## START DATA

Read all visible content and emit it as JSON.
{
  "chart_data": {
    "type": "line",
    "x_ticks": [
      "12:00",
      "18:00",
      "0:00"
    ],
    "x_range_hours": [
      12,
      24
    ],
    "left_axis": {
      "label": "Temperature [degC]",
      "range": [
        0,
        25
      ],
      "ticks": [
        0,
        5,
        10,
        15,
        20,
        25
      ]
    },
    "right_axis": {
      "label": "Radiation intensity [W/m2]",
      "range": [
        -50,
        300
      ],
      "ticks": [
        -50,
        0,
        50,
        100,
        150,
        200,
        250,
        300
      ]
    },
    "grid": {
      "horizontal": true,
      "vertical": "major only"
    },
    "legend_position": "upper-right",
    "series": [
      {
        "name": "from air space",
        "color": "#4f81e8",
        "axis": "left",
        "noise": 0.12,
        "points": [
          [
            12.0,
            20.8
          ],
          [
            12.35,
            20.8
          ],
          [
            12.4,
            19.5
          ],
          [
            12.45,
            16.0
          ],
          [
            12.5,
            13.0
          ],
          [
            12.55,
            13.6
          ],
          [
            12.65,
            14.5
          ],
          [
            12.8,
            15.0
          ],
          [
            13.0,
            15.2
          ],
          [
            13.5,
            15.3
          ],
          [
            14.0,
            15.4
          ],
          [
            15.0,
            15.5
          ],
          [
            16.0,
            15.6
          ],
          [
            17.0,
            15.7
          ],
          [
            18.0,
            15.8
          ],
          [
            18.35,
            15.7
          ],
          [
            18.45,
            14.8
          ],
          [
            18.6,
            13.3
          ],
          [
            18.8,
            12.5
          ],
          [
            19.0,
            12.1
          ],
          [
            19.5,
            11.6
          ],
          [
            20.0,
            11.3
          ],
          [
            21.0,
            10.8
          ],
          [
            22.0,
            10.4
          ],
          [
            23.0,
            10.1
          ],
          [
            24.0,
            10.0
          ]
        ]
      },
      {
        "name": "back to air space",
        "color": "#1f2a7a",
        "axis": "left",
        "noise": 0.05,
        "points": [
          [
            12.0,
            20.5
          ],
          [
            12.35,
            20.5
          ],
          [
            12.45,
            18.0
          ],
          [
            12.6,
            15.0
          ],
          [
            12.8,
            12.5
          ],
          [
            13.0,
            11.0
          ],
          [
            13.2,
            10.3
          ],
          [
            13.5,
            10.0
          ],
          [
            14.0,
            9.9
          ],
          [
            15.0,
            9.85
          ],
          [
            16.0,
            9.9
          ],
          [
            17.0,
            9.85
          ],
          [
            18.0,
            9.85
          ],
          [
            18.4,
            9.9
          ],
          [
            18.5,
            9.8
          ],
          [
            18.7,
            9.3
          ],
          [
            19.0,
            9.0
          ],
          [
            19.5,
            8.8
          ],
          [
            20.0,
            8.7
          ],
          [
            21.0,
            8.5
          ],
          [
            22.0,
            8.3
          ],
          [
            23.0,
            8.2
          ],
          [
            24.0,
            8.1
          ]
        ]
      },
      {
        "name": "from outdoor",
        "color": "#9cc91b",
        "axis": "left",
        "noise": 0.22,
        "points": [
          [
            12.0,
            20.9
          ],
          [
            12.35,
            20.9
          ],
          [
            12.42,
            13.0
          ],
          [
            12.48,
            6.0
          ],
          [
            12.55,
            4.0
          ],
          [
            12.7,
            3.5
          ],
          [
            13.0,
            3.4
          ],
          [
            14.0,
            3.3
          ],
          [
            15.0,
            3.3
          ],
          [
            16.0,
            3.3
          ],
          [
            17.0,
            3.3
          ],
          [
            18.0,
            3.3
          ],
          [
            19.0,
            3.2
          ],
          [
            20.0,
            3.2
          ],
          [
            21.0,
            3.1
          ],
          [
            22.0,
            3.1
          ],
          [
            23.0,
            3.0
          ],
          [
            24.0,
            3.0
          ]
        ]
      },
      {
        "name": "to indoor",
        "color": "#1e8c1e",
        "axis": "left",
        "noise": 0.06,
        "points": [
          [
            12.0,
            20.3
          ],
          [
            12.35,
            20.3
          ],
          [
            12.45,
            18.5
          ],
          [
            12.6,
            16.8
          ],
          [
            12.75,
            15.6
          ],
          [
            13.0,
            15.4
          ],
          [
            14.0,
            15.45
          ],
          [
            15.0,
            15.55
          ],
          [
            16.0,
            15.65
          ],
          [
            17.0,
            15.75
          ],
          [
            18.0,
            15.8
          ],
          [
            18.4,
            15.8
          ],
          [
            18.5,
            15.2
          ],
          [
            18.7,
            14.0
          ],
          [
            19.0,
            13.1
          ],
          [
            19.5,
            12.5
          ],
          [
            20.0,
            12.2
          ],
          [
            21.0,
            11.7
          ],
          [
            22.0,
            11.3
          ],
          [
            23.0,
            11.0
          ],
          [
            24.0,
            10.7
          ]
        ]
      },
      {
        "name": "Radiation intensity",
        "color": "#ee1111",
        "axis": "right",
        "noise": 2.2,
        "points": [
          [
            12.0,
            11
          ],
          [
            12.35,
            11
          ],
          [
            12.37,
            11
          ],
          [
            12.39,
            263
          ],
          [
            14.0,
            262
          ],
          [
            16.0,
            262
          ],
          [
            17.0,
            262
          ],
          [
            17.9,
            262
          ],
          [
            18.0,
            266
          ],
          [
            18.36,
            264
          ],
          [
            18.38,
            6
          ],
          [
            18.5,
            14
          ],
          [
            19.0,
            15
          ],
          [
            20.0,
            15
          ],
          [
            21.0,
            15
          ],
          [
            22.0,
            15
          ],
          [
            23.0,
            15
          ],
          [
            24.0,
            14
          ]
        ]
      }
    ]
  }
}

## END DATA

**OBJECTIVE**
Return all of the entries exactly as they were supplied.

**THE OUTPUT**
Read all visible content and emit it as JSON.
{
  "chart_data": {
    "type": "line",
    "x_ticks": [
      "12:00",
      "18:00",
      "0:00"
    ],
    "x_range_hours": [
      12,
      24
    ],
    "left_axis": {
      "label": "Temperature [degC]",
      "range": [
        0,
        25
      ],
      "ticks": [
        0,
        5,
        10,
        15,
        20,
        25
      ]
    },
    "right_axis": {
      "label": "Radiation intensity [W/m2]",
      "range": [
        -50,
        300
      ],
      "ticks": [
        -50,
        0,
        50,
        100,
        150,
        200,
        250,
        300
      ]
    },
    "grid": {
      "horizontal": true,
      "vertical": "major only"
    },
    "legend_position": "upper-right",
    "series": [
      {
        "name": "from air space",
        "color": "#4f81e8",
        "axis": "left",
        "noise": 0.12,
        "points": [
          [
            12.0,
            20.8
          ],
          [
            12.35,
            20.8
          ],
          [
            12.4,
            19.5
          ],
          [
            12.45,
            16.0
          ],
          [
            12.5,
            13.0
          ],
          [
            12.55,
            13.6
          ],
          [
            12.65,
            14.5
          ],
          [
            12.8,
            15.0
          ],
          [
            13.0,
            15.2
          ],
          [
            13.5,
            15.3
          ],
          [
            14.0,
            15.4
          ],
          [
            15.0,
            15.5
          ],
          [
            16.0,
            15.6
          ],
          [
            17.0,
            15.7
          ],
          [
            18.0,
            15.8
          ],
          [
            18.35,
            15.7
          ],
          [
            18.45,
            14.8
          ],
          [
            18.6,
            13.3
          ],
          [
            18.8,
            12.5
          ],
          [
            19.0,
            12.1
          ],
          [
            19.5,
            11.6
          ],
          [
            20.0,
            11.3
          ],
          [
            21.0,
            10.8
          ],
          [
            22.0,
            10.4
          ],
          [
            23.0,
            10.1
          ],
          [
            24.0,
            10.0
          ]
        ]
      },
      {
        "name": "back to air space",
        "color": "#1f2a7a",
        "axis": "left",
        "noise": 0.05,
        "points": [
          [
            12.0,
            20.5
          ],
          [
            12.35,
            20.5
          ],
          [
            12.45,
            18.0
          ],
          [
            12.6,
            15.0
          ],
          [
            12.8,
            12.5
          ],
          [
            13.0,
            11.0
          ],
          [
            13.2,
            10.3
          ],
          [
            13.5,
            10.0
          ],
          [
            14.0,
            9.9
          ],
          [
            15.0,
            9.85
          ],
          [
            16.0,
            9.9
          ],
          [
            17.0,
            9.85
          ],
          [
            18.0,
            9.85
          ],
          [
            18.4,
            9.9
          ],
          [
            18.5,
            9.8
          ],
          [
            18.7,
            9.3
          ],
          [
            19.0,
            9.0
          ],
          [
            19.5,
            8.8
          ],
          [
            20.0,
            8.7
          ],
          [
            21.0,
            8.5
          ],
          [
            22.0,
            8.3
          ],
          [
            23.0,
            8.2
          ],
          [
            24.0,
            8.1
          ]
        ]
      },
      {
        "name": "from outdoor",
        "color": "#9cc91b",
        "axis": "left",
        "noise": 0.22,
        "points": [
          [
            12.0,
            20.9
          ],
          [
            12.35,
            20.9
          ],
          [
            12.42,
            13.0
          ],
          [
            12.48,
            6.0
          ],
          [
            12.55,
            4.0
          ],
          [
            12.7,
            3.5
          ],
          [
            13.0,
            3.4
          ],
          [
            14.0,
            3.3
          ],
          [
            15.0,
            3.3
          ],
          [
            16.0,
            3.3
          ],
          [
            17.0,
            3.3
          ],
          [
            18.0,
            3.3
          ],
          [
            19.0,
            3.2
          ],
          [
            20.0,
            3.2
          ],
          [
            21.0,
            3.1
          ],
          [
            22.0,
            3.1
          ],
          [
            23.0,
            3.0
          ],
          [
            24.0,
            3.0
          ]
        ]
      },
      {
        "name": "to indoor",
        "color": "#1e8c1e",
        "axis": "left",
        "noise": 0.06,
        "points": [
          [
            12.0,
            20.3
          ],
          [
            12.35,
            20.3
          ],
          [
            12.45,
            18.5
          ],
          [
            12.6,
            16.8
          ],
          [
            12.75,
            15.6
          ],
          [
            13.0,
            15.4
          ],
          [
            14.0,
            15.45
          ],
          [
            15.0,
            15.55
          ],
          [
            16.0,
            15.65
          ],
          [
            17.0,
            15.75
          ],
          [
            18.0,
            15.8
          ],
          [
            18.4,
            15.8
          ],
          [
            18.5,
            15.2
          ],
          [
            18.7,
            14.0
          ],
          [
            19.0,
            13.1
          ],
          [
            19.5,
            12.5
          ],
          [
            20.0,
            12.2
          ],
          [
            21.0,
            11.7
          ],
          [
            22.0,
            11.3
          ],
          [
            23.0,
            11.0
          ],
          [
            24.0,
            10.7
          ]
        ]
      },
      {
        "name": "Radiation intensity",
        "color": "#ee1111",
        "axis": "right",
        "noise": 2.2,
        "points": [
          [
            12.0,
            11
          ],
          [
            12.35,
            11
          ],
          [
            12.37,
            11
          ],
          [
            12.39,
            263
          ],
          [
            14.0,
            262
          ],
          [
            16.0,
            262
          ],
          [
            17.0,
            262
          ],
          [
            17.9,
            262
          ],
          [
            18.0,
            266
          ],
          [
            18.36,
            264
          ],
          [
            18.38,
            6
          ],
          [
            18.5,
            14
          ],
          [
            19.0,
            15
          ],
          [
            20.0,
            15
          ],
          [
            21.0,
            15
          ],
          [
            22.0,
            15
          ],
          [
            23.0,
            15
          ],
          [
            24.0,
            14
          ]
        ]
      }
    ]
  }
}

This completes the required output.